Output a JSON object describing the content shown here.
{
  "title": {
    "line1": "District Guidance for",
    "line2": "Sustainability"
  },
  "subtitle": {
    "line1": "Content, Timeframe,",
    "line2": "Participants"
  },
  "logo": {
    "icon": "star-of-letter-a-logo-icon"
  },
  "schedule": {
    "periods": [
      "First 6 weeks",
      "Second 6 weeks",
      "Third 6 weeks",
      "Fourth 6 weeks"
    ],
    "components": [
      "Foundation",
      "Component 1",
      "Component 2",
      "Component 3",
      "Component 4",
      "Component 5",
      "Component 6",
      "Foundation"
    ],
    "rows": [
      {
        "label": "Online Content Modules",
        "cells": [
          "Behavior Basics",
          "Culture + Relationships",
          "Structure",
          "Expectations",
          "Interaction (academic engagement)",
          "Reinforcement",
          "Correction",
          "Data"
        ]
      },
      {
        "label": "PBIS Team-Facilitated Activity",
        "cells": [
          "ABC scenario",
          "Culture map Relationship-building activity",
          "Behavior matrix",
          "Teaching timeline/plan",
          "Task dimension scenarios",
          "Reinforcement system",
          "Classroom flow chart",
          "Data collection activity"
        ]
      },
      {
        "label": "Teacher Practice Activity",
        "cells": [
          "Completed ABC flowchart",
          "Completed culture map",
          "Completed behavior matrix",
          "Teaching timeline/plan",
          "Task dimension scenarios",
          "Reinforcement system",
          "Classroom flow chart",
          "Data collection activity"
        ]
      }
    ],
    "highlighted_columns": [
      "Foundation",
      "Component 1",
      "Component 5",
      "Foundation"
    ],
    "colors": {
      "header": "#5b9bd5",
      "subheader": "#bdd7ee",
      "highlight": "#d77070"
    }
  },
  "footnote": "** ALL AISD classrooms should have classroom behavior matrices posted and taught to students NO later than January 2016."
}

- - - -

**THE TASK:**
Word for word, write out all of the data above.

**CORRECT RESPONSE:**
Output a JSON object describing the content shown here.
{
  "title": {
    "line1": "District Guidance for",
    "line2": "Sustainability"
  },
  "subtitle": {
    "line1": "Content, Timeframe,",
    "line2": "Participants"
  },
  "logo": {
    "icon": "star-of-letter-a-logo-icon"
  },
  "schedule": {
    "periods": [
      "First 6 weeks",
      "Second 6 weeks",
      "Third 6 weeks",
      "Fourth 6 weeks"
    ],
    "components": [
      "Foundation",
      "Component 1",
      "Component 2",
      "Component 3",
      "Component 4",
      "Component 5",
      "Component 6",
      "Foundation"
    ],
    "rows": [
      {
        "label": "Online Content Modules",
        "cells": [
          "Behavior Basics",
          "Culture + Relationships",
          "Structure",
          "Expectations",
          "Interaction (academic engagement)",
          "Reinforcement",
          "Correction",
          "Data"
        ]
      },
      {
        "label": "PBIS Team-Facilitated Activity",
        "cells": [
          "ABC scenario",
          "Culture map Relationship-building activity",
          "Behavior matrix",
          "Teaching timeline/plan",
          "Task dimension scenarios",
          "Reinforcement system",
          "Classroom flow chart",
          "Data collection activity"
        ]
      },
      {
        "label": "Teacher Practice Activity",
        "cells": [
          "Completed ABC flowchart",
          "Completed culture map",
          "Completed behavior matrix",
          "Teaching timeline/plan",
          "Task dimension scenarios",
          "Reinforcement system",
          "Classroom flow chart",
          "Data collection activity"
        ]
      }
    ],
    "highlighted_columns": [
      "Foundation",
      "Component 1",
      "Component 5",
      "Foundation"
    ],
    "colors": {
      "header": "#5b9bd5",
      "subheader": "#bdd7ee",
      "highlight": "#d77070"
    }
  },
  "footnote": "** ALL AISD classrooms should have classroom behavior matrices posted and taught to students NO later than January 2016."
}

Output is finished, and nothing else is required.